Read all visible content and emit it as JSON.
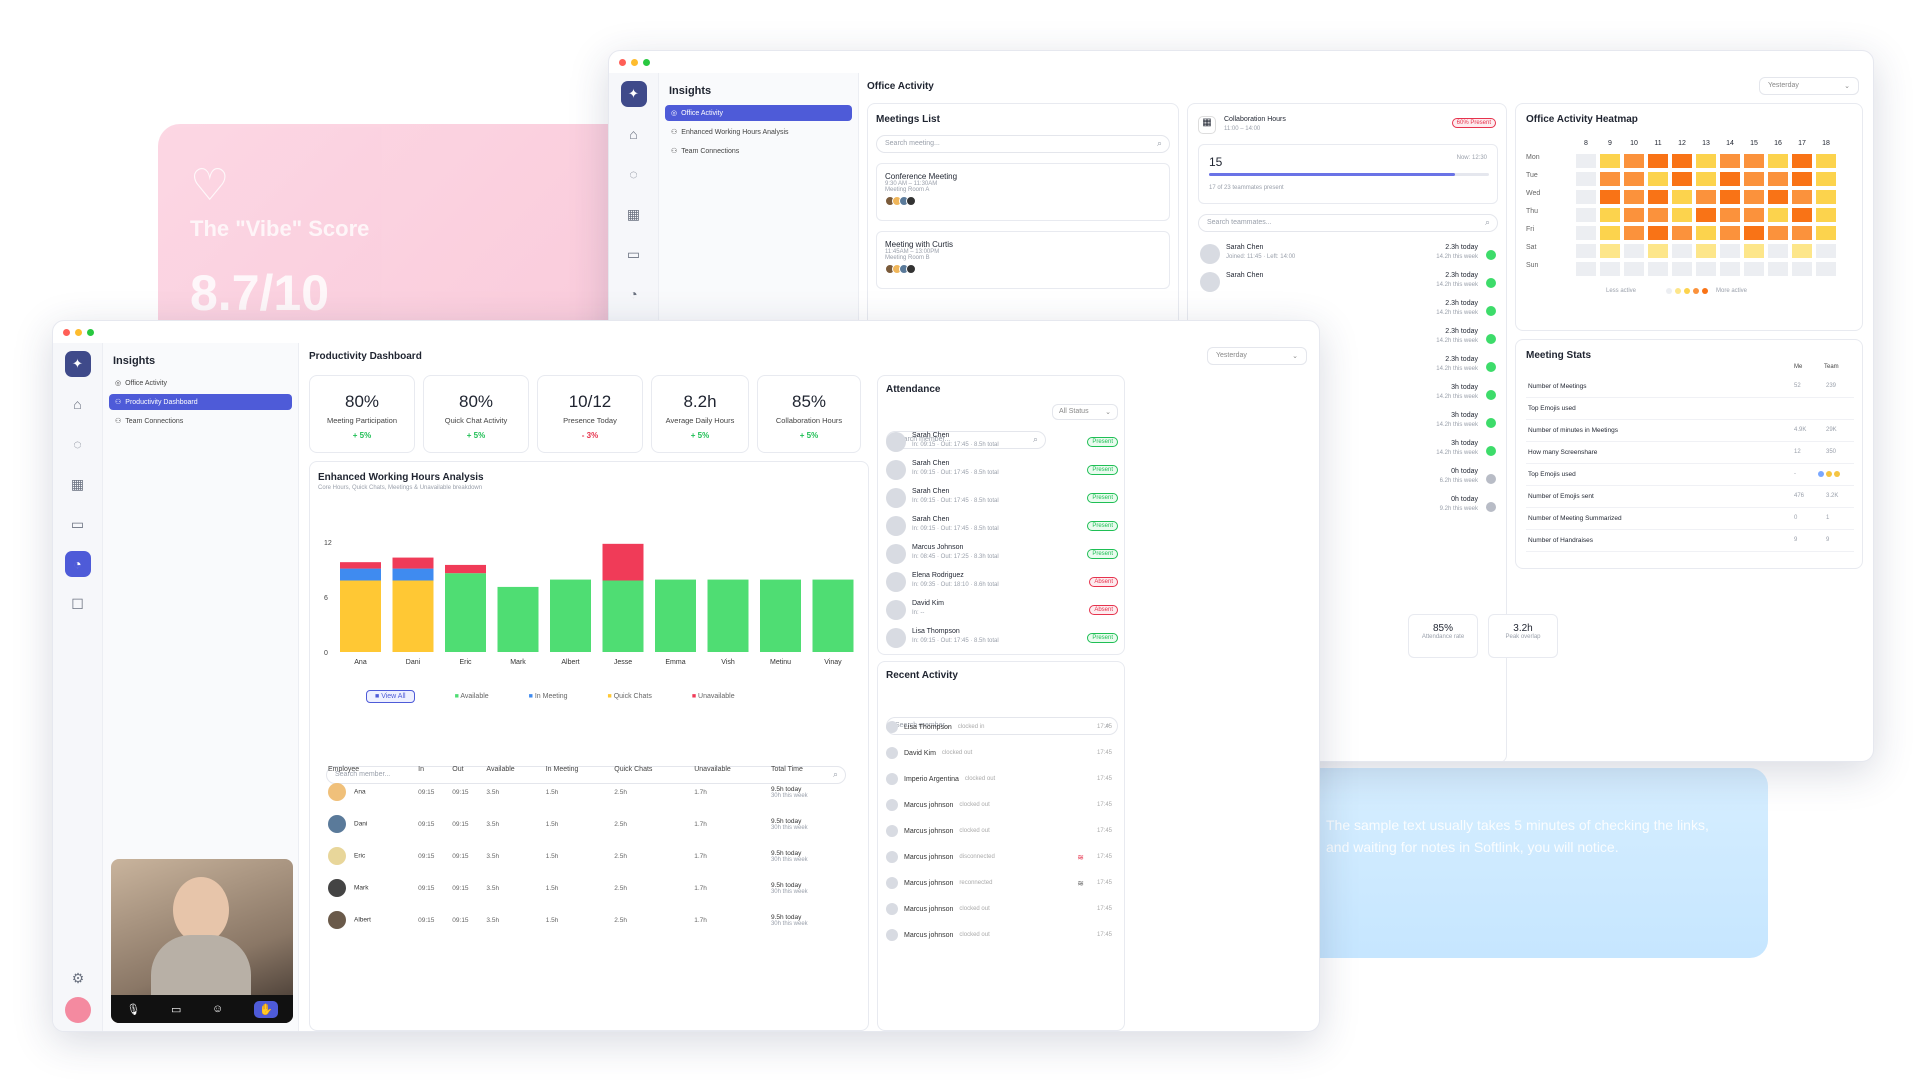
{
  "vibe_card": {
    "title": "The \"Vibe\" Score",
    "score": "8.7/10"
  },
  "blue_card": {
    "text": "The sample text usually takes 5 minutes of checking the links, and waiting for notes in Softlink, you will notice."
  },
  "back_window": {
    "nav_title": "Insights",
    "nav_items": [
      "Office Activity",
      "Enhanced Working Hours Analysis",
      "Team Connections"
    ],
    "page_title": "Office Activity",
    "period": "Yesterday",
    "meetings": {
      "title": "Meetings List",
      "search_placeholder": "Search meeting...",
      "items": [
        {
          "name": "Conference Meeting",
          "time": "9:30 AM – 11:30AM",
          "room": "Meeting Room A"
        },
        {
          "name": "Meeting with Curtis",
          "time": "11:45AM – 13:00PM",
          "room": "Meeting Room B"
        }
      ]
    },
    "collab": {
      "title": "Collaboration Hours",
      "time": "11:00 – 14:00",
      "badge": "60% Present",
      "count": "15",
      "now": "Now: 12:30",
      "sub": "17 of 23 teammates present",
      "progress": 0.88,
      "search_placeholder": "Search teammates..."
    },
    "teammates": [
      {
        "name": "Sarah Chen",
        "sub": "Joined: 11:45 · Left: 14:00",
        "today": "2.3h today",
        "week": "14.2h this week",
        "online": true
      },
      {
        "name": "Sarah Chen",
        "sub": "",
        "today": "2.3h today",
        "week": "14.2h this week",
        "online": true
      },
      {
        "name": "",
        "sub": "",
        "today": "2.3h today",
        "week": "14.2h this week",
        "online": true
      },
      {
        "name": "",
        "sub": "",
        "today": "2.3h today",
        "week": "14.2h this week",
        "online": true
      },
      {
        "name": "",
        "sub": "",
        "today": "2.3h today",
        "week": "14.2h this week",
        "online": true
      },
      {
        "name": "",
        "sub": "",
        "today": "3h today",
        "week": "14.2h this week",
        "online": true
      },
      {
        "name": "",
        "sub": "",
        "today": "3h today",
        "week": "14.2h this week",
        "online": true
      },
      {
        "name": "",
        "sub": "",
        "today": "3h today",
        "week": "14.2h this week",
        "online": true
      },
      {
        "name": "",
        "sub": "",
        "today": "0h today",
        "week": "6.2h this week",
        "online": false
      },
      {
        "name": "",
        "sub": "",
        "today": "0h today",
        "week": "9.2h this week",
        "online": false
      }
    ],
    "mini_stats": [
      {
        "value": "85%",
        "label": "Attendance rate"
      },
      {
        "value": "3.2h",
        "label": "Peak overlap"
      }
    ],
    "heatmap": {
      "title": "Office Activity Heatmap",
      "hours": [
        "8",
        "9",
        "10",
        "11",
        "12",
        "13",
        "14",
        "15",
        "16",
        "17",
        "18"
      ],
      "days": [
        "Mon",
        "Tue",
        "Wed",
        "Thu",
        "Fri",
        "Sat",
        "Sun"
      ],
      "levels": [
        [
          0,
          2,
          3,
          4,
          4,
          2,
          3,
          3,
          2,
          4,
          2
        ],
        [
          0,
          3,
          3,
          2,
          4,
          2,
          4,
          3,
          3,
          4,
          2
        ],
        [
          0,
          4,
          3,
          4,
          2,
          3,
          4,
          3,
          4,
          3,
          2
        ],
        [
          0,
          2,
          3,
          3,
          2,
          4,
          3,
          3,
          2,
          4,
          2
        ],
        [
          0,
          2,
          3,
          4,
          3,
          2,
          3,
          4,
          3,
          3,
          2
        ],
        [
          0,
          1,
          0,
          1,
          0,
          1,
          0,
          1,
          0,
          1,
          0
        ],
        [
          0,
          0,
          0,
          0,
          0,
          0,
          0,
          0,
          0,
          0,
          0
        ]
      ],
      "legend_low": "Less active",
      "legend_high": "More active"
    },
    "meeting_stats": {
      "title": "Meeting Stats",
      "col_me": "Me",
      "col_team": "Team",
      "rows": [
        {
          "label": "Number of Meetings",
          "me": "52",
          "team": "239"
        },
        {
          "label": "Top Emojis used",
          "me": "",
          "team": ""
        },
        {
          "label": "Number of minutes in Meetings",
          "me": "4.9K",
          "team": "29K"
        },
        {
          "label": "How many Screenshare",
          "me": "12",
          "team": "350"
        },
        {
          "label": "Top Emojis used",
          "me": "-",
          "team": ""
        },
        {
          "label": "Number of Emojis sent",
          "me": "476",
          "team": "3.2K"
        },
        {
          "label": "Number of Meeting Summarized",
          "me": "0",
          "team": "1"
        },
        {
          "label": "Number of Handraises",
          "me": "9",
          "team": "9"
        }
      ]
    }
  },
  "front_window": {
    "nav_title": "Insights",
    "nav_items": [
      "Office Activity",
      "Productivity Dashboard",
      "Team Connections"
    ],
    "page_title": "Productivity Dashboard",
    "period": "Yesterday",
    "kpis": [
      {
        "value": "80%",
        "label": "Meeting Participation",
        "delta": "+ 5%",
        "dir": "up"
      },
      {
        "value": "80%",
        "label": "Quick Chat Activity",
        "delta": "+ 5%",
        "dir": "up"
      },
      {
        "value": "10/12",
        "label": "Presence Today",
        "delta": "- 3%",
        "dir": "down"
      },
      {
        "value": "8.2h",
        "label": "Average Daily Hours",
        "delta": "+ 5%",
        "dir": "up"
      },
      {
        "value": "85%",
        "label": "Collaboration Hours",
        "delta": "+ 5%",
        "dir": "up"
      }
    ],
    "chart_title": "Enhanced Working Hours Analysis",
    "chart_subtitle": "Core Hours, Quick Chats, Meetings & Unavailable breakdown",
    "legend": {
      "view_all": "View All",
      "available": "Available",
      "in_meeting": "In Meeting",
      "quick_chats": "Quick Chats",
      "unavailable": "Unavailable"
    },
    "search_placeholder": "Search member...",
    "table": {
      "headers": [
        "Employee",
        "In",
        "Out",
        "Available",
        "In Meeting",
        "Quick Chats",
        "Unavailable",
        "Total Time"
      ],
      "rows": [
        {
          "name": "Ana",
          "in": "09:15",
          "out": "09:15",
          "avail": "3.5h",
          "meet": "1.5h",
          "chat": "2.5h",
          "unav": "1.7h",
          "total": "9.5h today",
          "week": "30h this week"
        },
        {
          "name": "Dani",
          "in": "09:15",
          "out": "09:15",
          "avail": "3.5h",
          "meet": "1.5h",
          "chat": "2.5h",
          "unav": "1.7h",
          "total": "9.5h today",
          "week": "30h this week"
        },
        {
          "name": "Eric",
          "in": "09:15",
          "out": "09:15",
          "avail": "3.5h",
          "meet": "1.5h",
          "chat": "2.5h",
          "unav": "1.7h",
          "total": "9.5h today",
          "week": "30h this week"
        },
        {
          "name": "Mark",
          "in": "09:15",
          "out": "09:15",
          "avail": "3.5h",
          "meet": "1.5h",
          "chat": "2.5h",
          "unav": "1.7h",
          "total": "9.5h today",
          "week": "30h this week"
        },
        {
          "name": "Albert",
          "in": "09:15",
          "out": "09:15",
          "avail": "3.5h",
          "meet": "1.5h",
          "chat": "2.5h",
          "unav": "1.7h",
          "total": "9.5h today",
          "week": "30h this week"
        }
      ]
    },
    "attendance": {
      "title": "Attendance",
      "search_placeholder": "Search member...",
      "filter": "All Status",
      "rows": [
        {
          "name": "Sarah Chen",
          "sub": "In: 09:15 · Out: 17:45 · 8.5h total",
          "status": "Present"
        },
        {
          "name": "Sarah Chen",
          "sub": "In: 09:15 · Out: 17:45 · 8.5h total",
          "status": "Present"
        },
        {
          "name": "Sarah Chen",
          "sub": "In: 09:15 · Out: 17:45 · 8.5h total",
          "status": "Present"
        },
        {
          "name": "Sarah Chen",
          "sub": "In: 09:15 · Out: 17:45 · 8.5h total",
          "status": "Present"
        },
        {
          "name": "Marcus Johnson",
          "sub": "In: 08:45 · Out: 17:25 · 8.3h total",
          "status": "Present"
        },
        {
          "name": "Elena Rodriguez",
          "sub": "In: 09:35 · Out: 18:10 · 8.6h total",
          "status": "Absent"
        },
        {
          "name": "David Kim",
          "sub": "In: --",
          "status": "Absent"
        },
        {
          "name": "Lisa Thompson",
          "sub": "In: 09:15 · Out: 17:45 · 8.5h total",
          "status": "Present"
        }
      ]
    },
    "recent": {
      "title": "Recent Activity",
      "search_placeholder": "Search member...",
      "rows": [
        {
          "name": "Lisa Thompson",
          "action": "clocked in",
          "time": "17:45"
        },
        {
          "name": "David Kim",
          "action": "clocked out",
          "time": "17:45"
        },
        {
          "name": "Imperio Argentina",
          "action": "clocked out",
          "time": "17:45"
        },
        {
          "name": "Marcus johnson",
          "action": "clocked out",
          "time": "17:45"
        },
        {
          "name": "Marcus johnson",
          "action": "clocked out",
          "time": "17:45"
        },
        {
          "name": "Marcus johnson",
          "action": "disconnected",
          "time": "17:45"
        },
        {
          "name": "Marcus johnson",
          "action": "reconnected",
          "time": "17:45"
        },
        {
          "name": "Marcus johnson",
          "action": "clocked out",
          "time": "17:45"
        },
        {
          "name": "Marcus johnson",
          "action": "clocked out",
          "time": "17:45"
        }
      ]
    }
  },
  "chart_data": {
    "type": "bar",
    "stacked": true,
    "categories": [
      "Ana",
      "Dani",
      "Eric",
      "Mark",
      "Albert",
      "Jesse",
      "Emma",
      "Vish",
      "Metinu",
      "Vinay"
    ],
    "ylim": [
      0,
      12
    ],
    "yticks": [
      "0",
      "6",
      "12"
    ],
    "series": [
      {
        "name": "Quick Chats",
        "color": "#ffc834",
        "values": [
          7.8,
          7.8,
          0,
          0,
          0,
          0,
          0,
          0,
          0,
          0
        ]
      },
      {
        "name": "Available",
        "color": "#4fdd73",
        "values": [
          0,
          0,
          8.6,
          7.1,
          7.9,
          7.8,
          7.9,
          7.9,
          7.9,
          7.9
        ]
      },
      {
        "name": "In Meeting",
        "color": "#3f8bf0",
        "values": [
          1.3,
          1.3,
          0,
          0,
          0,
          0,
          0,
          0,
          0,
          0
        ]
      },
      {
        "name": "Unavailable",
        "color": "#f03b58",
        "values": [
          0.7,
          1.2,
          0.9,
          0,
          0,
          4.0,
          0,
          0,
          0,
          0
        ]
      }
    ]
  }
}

**Stated task**
Show every line of the listing in which the string "Working" can be found.

**Exercise result**
      "Enhanced Working Hours Analysis",
    "chart_title": "Enhanced Working Hours Analysis",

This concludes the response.